Listed records:
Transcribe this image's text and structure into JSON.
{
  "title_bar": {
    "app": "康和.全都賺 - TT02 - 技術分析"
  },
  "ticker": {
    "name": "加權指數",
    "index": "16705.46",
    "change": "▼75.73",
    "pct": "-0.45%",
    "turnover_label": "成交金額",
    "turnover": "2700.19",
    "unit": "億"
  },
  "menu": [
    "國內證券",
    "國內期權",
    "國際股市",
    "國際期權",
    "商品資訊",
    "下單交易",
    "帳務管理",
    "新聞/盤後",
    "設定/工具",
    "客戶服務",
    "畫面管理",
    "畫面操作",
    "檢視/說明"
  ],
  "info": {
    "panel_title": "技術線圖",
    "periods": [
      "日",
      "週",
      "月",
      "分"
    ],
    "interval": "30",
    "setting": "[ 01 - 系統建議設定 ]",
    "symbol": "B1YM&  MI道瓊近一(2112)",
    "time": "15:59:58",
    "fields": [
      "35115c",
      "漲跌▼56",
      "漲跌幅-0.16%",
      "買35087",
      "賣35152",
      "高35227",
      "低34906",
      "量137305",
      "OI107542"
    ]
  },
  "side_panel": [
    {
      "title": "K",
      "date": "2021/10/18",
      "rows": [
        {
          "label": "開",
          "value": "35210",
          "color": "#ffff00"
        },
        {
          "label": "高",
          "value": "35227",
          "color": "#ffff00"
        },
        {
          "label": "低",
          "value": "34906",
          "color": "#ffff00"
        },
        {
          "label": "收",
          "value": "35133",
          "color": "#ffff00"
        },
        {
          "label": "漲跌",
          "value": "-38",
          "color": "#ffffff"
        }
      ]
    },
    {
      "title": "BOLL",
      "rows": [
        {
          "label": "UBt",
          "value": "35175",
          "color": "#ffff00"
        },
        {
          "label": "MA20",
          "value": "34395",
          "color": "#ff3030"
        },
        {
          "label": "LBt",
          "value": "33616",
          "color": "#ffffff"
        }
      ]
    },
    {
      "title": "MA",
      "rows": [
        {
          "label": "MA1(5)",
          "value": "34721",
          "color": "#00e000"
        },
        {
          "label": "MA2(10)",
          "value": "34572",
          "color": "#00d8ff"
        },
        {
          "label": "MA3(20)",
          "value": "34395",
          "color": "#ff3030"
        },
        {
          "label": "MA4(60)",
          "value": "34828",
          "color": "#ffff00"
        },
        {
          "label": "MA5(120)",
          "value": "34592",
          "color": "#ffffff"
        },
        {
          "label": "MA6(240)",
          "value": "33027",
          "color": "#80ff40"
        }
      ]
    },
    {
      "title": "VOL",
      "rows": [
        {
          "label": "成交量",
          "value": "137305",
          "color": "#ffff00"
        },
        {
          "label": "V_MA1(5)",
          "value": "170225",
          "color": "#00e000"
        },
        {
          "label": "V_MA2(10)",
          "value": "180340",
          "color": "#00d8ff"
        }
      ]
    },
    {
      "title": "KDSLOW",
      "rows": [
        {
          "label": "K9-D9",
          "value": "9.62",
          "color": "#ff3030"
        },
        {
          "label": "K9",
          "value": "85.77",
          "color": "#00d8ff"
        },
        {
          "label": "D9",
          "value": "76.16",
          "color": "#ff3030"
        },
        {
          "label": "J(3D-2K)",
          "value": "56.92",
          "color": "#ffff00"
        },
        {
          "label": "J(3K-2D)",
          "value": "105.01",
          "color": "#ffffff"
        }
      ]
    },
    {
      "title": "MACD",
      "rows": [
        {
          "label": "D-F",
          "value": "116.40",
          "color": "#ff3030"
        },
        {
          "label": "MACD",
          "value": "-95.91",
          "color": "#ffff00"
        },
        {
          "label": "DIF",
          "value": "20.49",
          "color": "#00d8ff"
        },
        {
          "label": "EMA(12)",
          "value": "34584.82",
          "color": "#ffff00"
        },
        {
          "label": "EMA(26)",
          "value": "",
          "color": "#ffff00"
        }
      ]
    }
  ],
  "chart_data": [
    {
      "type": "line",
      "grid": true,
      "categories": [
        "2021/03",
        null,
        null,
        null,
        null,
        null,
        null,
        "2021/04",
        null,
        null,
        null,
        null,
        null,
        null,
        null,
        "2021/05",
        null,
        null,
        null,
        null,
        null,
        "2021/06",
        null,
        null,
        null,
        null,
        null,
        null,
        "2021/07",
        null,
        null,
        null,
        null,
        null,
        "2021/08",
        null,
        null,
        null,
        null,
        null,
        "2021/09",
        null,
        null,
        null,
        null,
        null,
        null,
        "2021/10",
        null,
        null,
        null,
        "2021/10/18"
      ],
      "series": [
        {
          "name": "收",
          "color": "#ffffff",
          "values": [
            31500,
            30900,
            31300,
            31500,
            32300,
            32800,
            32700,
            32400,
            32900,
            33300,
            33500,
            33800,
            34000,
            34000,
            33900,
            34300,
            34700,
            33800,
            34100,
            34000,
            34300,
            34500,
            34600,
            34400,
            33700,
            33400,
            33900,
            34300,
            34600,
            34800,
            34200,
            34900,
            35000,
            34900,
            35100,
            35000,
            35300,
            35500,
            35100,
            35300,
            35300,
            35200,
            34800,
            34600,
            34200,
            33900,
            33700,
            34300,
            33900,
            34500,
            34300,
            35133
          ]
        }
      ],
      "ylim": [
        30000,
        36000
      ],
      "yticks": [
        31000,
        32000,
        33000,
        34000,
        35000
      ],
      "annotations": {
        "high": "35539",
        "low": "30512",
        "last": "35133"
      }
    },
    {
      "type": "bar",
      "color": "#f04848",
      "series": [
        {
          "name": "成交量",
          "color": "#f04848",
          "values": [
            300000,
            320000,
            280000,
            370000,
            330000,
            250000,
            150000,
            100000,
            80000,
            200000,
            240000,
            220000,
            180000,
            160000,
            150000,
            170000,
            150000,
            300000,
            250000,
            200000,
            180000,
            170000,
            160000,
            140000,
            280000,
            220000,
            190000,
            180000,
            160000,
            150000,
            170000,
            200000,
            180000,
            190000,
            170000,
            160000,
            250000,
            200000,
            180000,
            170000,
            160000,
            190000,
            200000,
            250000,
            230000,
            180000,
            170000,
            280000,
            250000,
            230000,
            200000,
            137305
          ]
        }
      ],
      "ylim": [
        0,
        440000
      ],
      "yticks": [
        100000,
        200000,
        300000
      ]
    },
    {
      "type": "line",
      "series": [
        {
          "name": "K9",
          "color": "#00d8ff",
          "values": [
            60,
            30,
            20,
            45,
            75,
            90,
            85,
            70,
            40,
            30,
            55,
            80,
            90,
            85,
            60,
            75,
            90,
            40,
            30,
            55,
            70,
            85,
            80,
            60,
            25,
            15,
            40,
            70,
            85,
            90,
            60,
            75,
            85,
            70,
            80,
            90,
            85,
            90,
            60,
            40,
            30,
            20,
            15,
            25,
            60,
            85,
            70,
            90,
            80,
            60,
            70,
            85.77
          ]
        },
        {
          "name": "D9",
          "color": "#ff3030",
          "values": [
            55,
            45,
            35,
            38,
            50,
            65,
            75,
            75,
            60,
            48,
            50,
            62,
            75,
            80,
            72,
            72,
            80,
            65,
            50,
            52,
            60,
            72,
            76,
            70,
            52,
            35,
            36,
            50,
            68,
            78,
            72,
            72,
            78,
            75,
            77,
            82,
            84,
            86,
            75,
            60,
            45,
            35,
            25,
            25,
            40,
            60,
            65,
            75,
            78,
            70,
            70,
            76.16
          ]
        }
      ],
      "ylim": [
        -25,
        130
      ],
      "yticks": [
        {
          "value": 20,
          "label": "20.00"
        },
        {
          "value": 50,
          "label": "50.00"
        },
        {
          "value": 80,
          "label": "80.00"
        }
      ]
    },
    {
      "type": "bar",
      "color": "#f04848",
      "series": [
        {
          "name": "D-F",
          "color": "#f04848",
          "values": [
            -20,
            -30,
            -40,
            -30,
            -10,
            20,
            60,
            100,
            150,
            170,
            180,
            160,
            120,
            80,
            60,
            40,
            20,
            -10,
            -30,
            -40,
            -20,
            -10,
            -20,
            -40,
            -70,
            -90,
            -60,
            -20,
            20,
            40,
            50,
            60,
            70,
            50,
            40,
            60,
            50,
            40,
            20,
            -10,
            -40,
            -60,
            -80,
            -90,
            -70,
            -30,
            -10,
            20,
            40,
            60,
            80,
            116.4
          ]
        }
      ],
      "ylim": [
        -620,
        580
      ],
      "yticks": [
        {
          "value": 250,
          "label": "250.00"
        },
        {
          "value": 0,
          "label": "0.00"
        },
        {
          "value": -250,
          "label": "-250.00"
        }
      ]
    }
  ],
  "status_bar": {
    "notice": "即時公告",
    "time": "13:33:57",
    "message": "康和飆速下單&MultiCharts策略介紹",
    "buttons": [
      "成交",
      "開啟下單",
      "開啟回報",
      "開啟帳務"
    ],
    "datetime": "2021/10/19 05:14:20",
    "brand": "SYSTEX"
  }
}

Aim: From the entries above, return each line with the word "name" in it.

The solution:
    "name": "加權指數",
          "name": "收",
          "name": "成交量",
          "name": "K9",
          "name": "D9",
          "name": "D-F",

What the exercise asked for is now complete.